● **Text extract**:
>> start
DBConnection crashing with "tcp recv: closed"

dantswain · February 17, 2017, 2:19pm

I could use some help trying to track down where this might be coming from. My DB admin is telling me that he doesn’t see anything on his side and I’ve had the same code work on a different box. The main differences between the two boxes (one where it works and one where it crashes) are: a) using Elixir 1.3.2 on the box where it works, using Elixir 1.4.1 on the box where it crashes and b) the box where it crashes is newer and less busy.

I’m using some fairly recent commits of Ecto and Postgrex - I can supply the commit SHAs if that would help. db_connection is at 1.1.0.

This is the stack trace of the crasher:

=SUPERVISOR REPORT==== 17-Feb-2017::08:15:14 ===
     Supervisor: {local,loader_supervisor}
     Context:    child_terminated
     Reason:     {#{'__exception__' => true,
                    '__struct__' => 'Elixir.DBConnection.ConnectionError',
                    message => <<"tcp recv: closed">>},
                  [{'Elixir.Ecto.Adapters.Postgres.Connection',execute,4,
                       [{file,"lib/ecto/adapters/postgres/connection.ex"},
                        {line,108}]},
                   {'Elixir.Ecto.Adapters.SQL',sql_call,6,
                       [{file,"lib/ecto/adapters/sql.ex"},{line,243}]},
                   {'Elixir.Ecto.Adapters.SQL',execute_or_reset,7,
                       [{file,"lib/ecto/adapters/sql.ex"},{line,441}]},
                   {'Elixir.Ecto.Repo.Queryable',execute,5,
                       [{file,"lib/ecto/repo/queryable.ex"},{line,130}]},
                   {'Elixir.Ecto.Repo.Queryable',all,4,
                       [{file,"lib/ecto/repo/queryable.ex"},{line,35}]},
                   {'Elixir.Ecto.Repo.Preloader',fetch_query,8,
                       [{file,"lib/ecto/repo/preloader.ex"},{line,171}]},
                   {'Elixir.Ecto.Repo.Preloader',preload_assoc,10,
                       [{file,"lib/ecto/repo/preloader.ex"},{line,111}]},
                   {'Elixir.Task.Supervised',do_apply,2,
                       [{file,"lib/task/supervised.ex"},{line,85}]}]}

josevalim · February 17, 2017, 2:30pm

Does it always fail or only from time to time? The error means the database closed the connection but we could have many different reasons for that.

dantswain · February 17, 2017, 2:33pm

It doesn’t fail every single time but does fail fairly regularly. It would take a lot of log digging to get concrete numbers but I’d say 1 out of every 10 or 20 queries?
>> end
● **Given entries**:
>> start
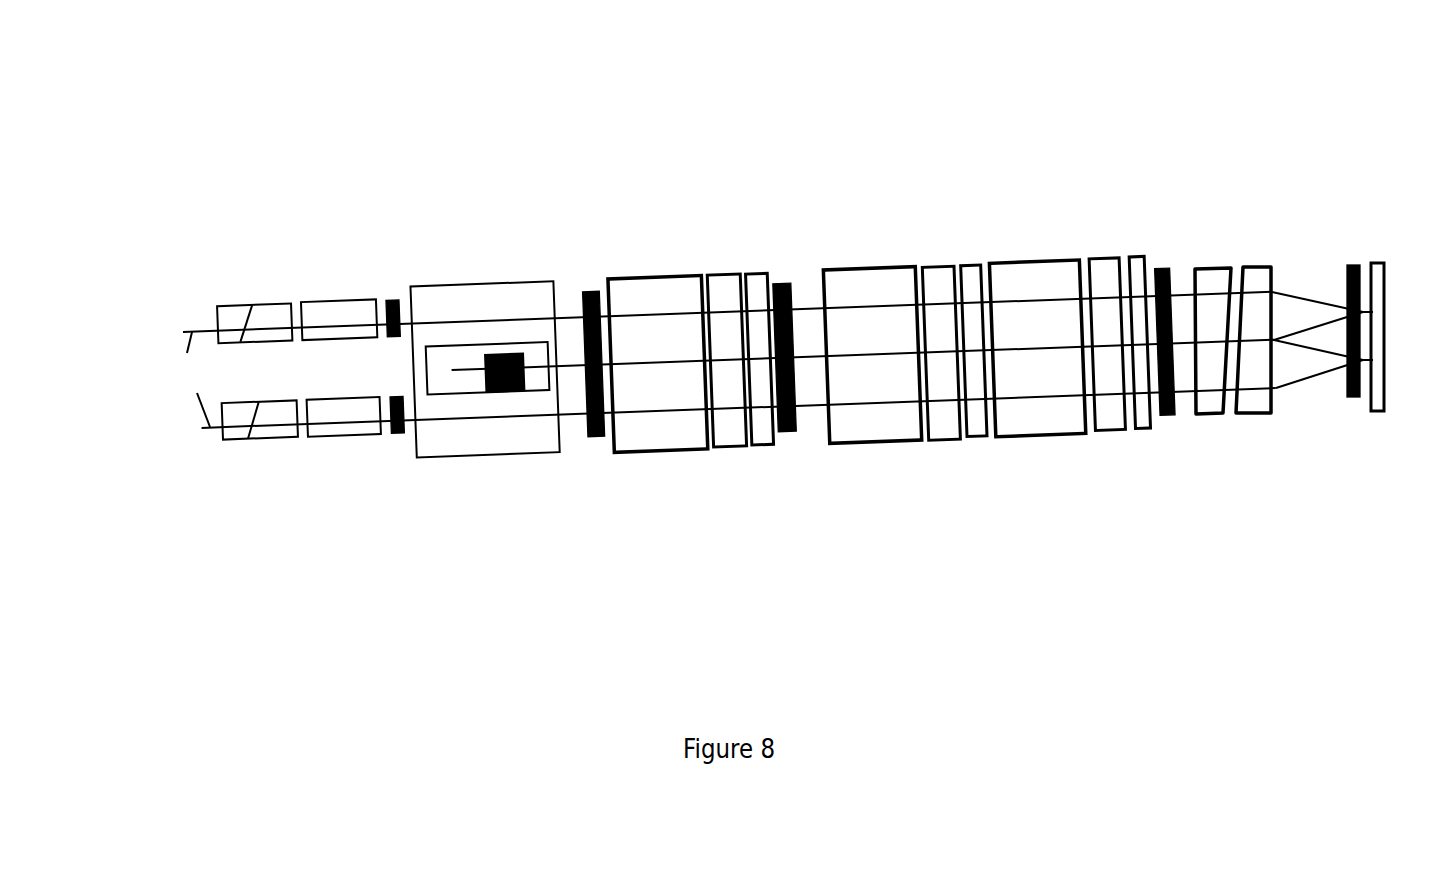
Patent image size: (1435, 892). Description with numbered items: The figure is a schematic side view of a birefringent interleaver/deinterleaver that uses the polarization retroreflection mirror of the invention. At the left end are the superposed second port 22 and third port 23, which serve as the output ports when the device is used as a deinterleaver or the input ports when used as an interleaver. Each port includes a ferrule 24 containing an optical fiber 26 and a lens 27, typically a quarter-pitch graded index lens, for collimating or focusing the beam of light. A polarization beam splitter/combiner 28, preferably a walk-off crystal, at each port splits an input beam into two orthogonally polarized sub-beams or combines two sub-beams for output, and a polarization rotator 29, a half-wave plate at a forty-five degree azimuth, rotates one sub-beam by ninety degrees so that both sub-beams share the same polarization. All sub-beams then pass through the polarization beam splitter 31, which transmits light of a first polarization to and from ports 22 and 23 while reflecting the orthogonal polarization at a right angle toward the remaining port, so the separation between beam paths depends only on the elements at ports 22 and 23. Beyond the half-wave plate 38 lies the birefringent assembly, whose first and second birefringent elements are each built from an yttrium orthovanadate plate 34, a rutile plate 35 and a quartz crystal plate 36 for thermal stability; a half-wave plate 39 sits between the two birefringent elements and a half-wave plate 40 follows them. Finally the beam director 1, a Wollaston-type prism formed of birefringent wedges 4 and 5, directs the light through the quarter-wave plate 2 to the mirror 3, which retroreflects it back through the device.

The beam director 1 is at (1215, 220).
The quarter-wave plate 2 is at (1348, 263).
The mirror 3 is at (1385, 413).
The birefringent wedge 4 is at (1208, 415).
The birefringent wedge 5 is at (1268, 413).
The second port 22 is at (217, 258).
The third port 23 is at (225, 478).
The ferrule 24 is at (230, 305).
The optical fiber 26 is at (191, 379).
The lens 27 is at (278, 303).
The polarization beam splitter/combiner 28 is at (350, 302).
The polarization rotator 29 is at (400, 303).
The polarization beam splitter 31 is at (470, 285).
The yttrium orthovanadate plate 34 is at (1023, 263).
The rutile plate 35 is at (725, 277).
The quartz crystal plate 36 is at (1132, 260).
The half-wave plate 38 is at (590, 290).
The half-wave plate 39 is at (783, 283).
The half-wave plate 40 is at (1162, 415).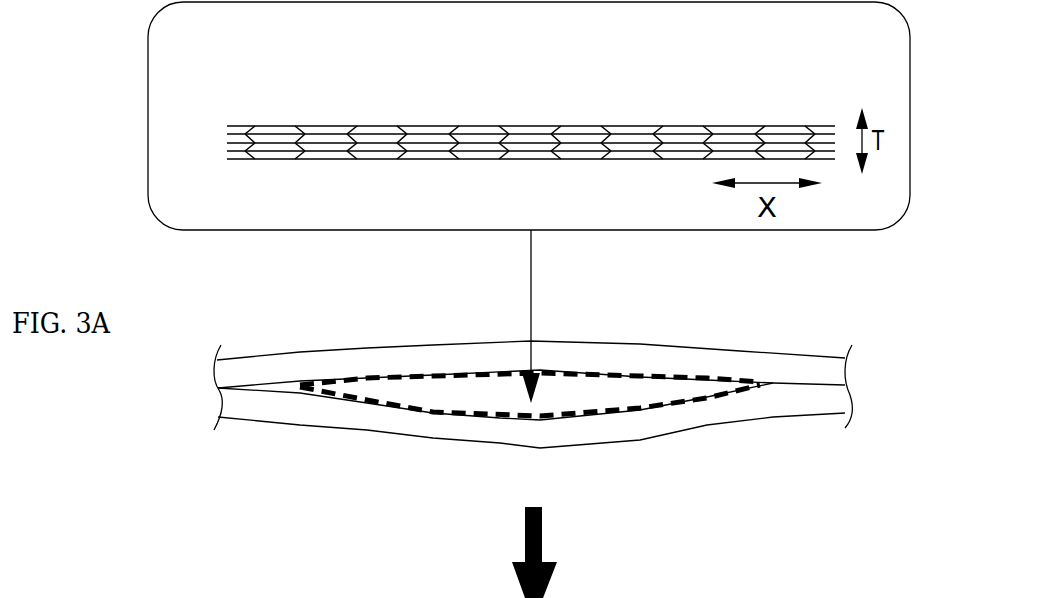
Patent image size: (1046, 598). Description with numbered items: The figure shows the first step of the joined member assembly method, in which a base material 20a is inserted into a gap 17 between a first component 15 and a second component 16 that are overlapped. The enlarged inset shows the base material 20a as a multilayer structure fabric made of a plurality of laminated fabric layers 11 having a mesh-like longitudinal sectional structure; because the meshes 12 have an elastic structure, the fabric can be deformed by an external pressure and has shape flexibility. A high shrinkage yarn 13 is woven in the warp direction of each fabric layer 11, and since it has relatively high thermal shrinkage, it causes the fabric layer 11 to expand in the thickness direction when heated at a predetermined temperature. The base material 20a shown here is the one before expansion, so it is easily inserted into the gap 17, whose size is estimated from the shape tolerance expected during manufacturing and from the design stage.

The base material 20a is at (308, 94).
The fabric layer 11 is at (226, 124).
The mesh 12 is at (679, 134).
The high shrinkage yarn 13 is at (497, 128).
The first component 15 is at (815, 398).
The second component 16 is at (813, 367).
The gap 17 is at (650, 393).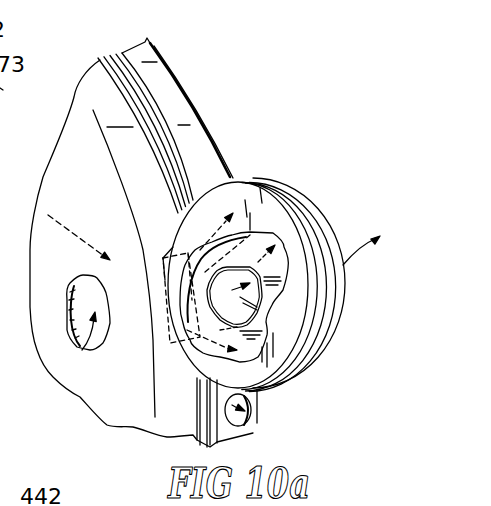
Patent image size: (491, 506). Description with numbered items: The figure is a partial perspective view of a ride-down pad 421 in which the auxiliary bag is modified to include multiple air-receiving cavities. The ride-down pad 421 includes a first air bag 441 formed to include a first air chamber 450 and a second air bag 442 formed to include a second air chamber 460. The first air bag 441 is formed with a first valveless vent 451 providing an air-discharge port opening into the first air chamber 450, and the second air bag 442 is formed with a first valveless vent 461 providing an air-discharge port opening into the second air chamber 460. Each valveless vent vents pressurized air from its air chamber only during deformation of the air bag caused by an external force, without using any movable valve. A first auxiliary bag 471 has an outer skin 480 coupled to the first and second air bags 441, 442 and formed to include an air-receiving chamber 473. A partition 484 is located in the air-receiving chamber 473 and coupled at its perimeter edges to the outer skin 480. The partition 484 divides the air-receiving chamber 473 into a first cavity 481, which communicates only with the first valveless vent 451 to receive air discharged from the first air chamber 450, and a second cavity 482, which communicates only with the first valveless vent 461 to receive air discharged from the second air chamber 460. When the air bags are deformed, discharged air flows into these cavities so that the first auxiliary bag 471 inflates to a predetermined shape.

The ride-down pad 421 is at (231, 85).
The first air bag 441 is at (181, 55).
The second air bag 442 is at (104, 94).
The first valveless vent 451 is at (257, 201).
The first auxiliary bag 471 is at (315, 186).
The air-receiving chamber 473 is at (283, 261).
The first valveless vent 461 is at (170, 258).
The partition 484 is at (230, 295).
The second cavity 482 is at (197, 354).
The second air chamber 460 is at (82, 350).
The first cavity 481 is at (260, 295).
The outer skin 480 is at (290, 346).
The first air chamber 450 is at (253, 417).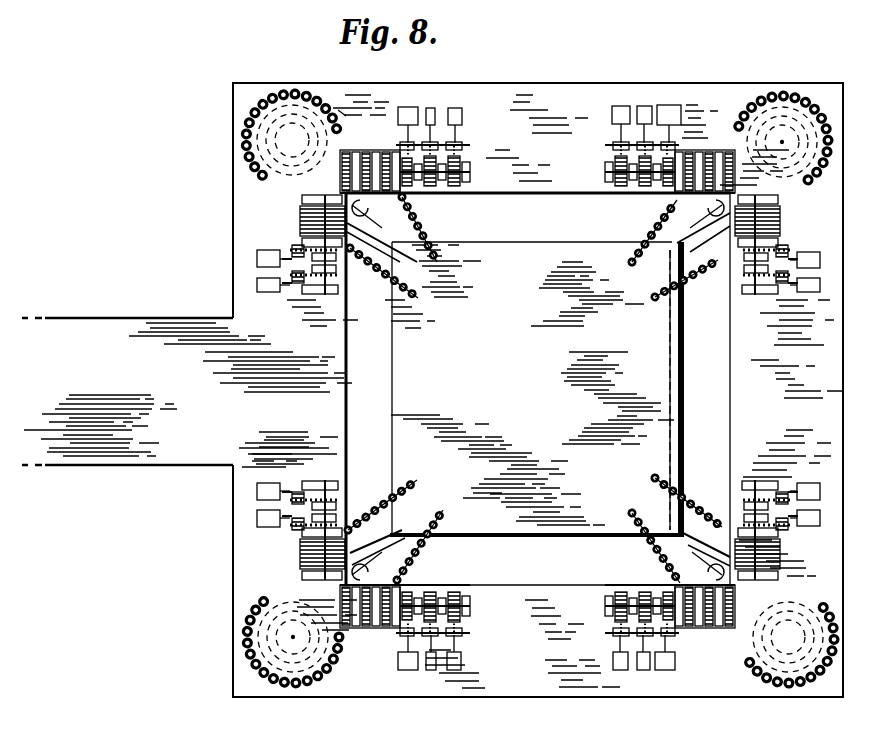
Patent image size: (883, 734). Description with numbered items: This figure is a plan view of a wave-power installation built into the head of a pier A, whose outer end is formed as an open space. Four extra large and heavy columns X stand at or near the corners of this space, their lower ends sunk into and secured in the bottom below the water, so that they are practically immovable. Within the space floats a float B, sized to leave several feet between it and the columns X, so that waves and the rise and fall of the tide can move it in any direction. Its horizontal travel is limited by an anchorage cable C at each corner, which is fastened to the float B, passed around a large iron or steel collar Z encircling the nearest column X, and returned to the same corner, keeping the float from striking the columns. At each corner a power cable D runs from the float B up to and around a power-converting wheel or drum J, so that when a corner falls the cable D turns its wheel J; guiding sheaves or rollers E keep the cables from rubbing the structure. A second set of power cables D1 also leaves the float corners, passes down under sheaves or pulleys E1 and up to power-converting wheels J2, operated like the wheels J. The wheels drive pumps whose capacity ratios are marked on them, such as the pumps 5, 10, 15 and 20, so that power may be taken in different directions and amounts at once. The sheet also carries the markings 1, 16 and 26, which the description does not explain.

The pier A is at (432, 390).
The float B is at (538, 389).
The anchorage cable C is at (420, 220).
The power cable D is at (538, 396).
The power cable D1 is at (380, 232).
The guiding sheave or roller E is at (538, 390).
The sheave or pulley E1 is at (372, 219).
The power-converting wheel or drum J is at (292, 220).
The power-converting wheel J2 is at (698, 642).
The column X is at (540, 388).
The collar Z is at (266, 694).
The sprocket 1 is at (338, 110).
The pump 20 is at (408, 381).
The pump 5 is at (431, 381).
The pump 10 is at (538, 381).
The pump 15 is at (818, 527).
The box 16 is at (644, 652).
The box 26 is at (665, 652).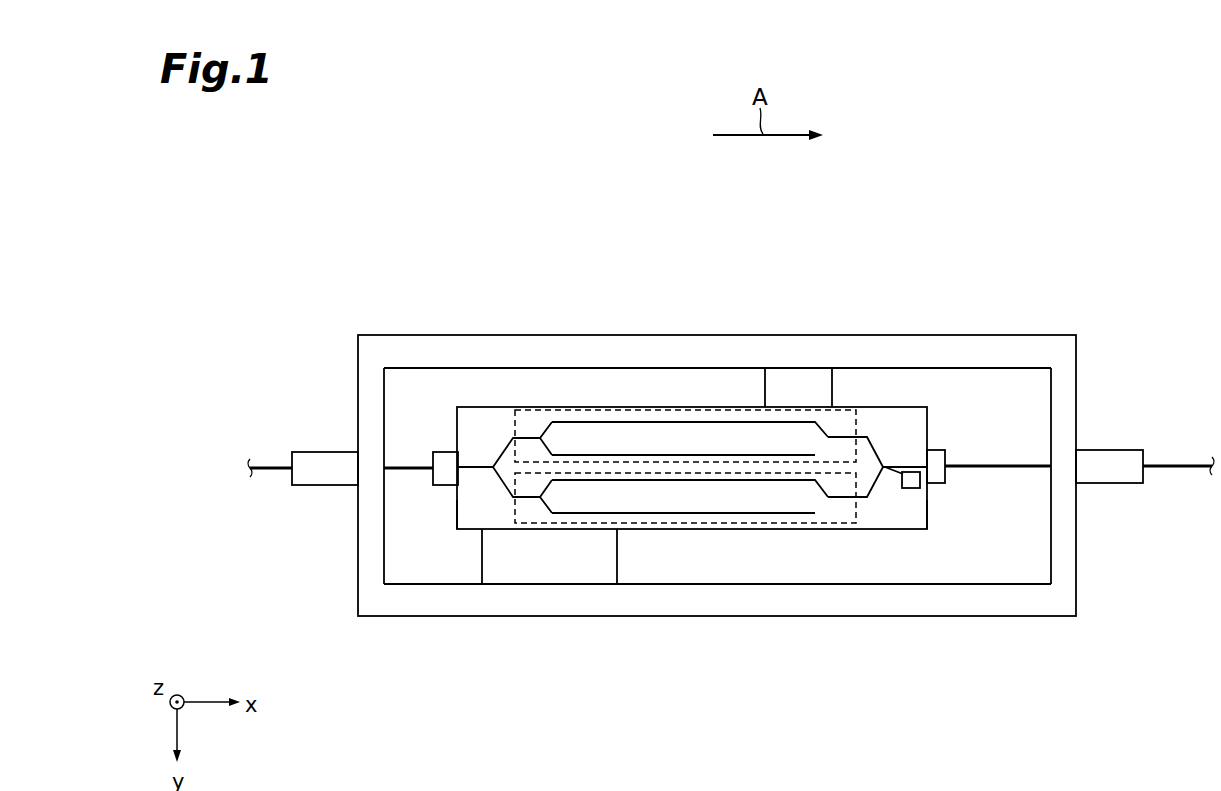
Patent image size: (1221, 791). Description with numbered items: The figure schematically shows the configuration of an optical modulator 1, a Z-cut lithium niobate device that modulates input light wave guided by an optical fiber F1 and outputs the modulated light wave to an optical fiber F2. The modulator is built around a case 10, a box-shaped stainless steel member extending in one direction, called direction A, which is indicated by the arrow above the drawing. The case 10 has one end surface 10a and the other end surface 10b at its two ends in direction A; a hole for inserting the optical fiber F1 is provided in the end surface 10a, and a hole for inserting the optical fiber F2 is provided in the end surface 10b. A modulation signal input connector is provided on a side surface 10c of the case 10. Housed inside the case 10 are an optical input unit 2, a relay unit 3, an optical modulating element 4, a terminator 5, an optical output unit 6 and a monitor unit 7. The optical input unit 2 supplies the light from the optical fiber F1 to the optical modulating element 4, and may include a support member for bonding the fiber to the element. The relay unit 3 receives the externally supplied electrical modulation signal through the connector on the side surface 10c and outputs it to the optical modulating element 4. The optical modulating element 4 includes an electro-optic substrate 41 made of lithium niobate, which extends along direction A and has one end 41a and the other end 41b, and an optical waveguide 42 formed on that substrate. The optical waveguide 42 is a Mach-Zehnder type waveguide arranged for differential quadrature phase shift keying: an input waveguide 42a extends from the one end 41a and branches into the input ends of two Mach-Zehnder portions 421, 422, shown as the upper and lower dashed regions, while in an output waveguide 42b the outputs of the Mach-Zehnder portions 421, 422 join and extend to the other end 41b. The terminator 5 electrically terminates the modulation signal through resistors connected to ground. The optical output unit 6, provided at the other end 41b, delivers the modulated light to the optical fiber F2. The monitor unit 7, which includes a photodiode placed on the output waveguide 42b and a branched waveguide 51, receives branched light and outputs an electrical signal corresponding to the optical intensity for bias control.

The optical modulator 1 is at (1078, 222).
>> end
● **Exercise set**:
A. Name every distinct source file path that appears in the stack trace of the forum thread about the DBConnection "tcp recv: closed" crash.
B. Carry the forum thread about the DBConnection "tcp recv: closed" crash forward from its last post.

● **Answers per task**:
A.
lib/ecto/adapters/postgres/connection.ex
lib/ecto/adapters/sql.ex
lib/ecto/repo/queryable.ex
lib/ecto/repo/preloader.ex
lib/task/supervised.ex

B.
josevalim · February 17, 2017, 2:36pm

Do you have anything else logged around the log above? The log above is the supervisor report for the failing task, we should also see errors logged directly from DBConnection.

dantswain · February 17, 2017, 2:45pm

The logs are pretty noisy right now because I’m debugging the application and it does a ton of work. The only other bit that seems relevant is this (business stuff redacted):

Function: &:erlang.apply/2
    Args: [#Function<10.33749089/2 in Ecto.Repo.Preloader.preload_each/4>, [{{:assoc, %Ecto.Association.Has{cardinality: :many, defaults: [], field: :field_name, on_cast: nil, on_delete: :nothing, on_replace: :r
aise, owner: OwnerModel, owner_key: :id, queryable: FieldModel, related: FieldModel, related_key: :owner_id, relationship: :child, unique: true}, {0, :owner_id}}
, nil, #Ecto.Query<from l in FieldModel, select: l.field>, []}, [caller: #PID<0.10015.2>]]]

It’s in the middle of a big batch of parallel preloads.

A little more digging and I do occasionally also see this:

2017-02-17 08:39:51.145 [error] Postgrex.Protocol (#PID<0.26991.2>) disconnected: ** (DBConnection.ConnectionError) client #PID<0.28433.2> timed out because it checked out the connection for longer than 15000ms

Is there a config value I can set to increase that timeout? It’s weird that that would be happening just on one box. This could be a problem with our database or the client box configuration, I’m just not familiar enough with the way that DBConnection works to be able to give good feedback to our ops team to look into it.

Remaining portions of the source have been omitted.